→ Extrait
——
L’essence de l’accompagnement social

À l’origine, l’accompagnement social désigne une démarche clinique visant à soutenir les personnes en difficulté dans leur parcours d’insertion ou de réinsertion. Il s’agit d’une relation d’aide individualisée, basée sur l’écoute et le respect de la singularité de chacun. Comme le souligne l’association M.A.I.S., « accompagner, c’est se joindre à quelqu’un pour aller où il va, en même temps que lui ». Cette approche implique une posture professionnelle spécifique, centrée sur l’autonomisation de la personne plutôt que sur sa normalisation.
——
→ Extrait de données
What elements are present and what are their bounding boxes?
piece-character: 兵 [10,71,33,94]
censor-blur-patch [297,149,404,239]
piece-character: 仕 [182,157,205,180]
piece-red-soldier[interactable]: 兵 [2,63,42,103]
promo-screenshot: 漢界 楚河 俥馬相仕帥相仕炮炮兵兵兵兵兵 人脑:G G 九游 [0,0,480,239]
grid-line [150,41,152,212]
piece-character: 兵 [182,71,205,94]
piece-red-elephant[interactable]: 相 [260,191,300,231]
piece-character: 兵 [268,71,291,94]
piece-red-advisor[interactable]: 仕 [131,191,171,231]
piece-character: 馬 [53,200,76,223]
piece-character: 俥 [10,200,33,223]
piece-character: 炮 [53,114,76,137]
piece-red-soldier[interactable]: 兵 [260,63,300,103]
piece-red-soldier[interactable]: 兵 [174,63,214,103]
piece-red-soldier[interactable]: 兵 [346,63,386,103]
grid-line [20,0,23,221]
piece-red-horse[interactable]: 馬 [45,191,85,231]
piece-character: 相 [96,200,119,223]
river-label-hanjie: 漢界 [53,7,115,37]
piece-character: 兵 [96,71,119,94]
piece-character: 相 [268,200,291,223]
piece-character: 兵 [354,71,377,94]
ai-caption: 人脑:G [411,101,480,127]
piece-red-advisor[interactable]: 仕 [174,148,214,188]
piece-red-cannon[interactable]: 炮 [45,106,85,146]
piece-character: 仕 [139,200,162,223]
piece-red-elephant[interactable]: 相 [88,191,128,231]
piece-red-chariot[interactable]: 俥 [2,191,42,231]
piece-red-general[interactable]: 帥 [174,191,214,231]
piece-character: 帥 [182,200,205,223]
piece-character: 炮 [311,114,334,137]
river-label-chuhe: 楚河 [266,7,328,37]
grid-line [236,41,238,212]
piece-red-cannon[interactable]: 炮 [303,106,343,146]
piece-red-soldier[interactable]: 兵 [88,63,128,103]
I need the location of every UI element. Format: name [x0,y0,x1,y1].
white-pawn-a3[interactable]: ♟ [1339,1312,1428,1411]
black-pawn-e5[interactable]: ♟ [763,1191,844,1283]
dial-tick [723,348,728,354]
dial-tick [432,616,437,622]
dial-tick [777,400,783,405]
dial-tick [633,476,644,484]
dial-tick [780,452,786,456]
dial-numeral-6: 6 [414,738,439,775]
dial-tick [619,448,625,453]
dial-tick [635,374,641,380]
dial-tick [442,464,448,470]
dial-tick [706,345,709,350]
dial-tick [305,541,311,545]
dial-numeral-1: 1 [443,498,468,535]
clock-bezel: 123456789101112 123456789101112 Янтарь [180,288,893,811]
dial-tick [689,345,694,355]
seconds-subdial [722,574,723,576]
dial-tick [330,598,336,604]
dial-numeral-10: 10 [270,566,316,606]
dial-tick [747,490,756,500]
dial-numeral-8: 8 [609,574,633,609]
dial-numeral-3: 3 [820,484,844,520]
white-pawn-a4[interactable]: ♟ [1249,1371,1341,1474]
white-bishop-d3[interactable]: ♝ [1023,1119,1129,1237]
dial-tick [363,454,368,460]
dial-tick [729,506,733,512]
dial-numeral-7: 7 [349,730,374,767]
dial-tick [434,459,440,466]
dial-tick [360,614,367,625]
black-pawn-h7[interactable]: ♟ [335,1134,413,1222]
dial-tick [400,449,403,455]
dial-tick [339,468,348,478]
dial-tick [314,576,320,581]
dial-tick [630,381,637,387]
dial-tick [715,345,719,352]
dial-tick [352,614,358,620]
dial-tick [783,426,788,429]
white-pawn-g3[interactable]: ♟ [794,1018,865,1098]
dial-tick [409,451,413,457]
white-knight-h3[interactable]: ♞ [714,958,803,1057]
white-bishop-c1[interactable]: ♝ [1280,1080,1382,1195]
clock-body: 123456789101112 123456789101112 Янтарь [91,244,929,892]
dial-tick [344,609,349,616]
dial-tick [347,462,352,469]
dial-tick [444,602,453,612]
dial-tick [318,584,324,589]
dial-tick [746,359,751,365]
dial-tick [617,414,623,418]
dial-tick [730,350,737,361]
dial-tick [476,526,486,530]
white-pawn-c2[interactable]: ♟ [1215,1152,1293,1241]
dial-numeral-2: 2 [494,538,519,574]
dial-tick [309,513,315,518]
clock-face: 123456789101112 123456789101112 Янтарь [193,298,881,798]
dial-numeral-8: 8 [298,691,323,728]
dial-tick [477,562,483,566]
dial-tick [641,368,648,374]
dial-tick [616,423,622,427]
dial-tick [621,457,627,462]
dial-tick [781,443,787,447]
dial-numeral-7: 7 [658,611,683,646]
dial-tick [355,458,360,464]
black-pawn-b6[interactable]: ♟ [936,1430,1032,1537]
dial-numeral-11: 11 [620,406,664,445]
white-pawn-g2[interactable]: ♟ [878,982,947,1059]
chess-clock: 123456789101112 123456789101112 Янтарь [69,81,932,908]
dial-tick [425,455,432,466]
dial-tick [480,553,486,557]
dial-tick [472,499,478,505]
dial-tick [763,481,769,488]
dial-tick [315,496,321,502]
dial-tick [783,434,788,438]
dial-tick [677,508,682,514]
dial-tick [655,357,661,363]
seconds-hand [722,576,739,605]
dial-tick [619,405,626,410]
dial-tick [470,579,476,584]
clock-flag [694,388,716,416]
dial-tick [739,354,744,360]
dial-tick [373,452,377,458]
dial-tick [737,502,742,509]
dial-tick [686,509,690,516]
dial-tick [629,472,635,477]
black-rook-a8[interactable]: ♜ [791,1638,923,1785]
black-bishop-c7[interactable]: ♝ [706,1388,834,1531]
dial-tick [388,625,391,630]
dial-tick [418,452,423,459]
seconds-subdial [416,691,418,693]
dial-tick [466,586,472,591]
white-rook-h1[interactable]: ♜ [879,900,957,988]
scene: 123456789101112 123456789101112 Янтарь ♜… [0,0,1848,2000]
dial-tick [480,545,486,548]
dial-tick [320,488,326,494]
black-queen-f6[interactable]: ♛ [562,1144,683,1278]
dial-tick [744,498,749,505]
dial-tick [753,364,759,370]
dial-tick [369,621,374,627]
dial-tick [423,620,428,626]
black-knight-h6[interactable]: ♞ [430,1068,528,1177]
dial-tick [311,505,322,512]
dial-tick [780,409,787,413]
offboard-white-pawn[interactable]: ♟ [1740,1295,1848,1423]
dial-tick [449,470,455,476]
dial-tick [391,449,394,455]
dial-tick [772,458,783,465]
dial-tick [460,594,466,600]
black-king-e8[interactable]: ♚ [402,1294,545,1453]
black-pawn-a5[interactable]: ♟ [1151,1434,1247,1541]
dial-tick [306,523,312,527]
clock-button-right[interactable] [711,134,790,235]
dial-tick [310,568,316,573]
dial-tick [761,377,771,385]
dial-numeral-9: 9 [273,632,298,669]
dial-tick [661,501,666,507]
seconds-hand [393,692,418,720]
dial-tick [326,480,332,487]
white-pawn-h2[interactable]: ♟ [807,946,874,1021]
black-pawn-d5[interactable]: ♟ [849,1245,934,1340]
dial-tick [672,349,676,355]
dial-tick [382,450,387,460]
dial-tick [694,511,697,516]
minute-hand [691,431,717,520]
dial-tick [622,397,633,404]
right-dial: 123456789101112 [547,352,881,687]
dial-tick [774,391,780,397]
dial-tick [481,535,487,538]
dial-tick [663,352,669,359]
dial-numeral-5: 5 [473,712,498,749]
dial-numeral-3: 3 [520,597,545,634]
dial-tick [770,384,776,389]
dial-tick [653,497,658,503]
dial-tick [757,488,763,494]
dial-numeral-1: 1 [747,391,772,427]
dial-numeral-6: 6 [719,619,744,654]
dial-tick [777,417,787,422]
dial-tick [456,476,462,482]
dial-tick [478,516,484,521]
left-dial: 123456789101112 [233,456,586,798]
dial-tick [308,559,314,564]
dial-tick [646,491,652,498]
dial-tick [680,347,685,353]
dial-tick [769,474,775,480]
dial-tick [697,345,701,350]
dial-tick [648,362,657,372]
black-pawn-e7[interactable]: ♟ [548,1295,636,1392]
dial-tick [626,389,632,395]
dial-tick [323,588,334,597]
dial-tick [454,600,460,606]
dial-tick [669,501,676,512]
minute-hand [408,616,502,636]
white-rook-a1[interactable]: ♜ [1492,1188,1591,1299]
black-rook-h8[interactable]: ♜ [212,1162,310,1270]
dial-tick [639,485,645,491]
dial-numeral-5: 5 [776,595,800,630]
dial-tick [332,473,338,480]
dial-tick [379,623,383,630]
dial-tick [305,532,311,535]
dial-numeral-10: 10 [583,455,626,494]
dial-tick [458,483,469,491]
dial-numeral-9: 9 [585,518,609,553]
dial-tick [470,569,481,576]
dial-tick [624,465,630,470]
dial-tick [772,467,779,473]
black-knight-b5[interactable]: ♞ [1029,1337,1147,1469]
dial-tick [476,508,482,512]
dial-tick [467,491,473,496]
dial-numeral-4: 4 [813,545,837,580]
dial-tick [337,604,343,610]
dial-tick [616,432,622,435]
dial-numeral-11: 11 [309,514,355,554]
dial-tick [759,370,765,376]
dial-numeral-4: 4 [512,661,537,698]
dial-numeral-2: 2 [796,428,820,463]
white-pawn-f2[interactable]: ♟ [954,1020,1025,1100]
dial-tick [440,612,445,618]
——
→ Objectif
Poursuivez le texte sur l'accompagnement social en reprenant juste après sa dernière phrase.

→ Résultat de l'exercice
L’accompagnement social repose sur des principes fondamentaux tels que le respect de la dignité humaine, la promotion de l’autonomie et l’accès aux droits fondamentaux. Il vise à « permettre l’émergence du désir du sujet, moteur essentiel de l’existence, support de la parole et de l’échange, levier pour le développement de l’autonomie ». Cette démarche s’inscrit dans une vision émancipatrice du travail social, comme le rappelle le Code de l’action sociale et des familles : « Le travail social vise à permettre l’accès des personnes à l’ensemble des droits fondamentaux, à faciliter leur inclusion sociale et à exercer une pleine citoyenneté ».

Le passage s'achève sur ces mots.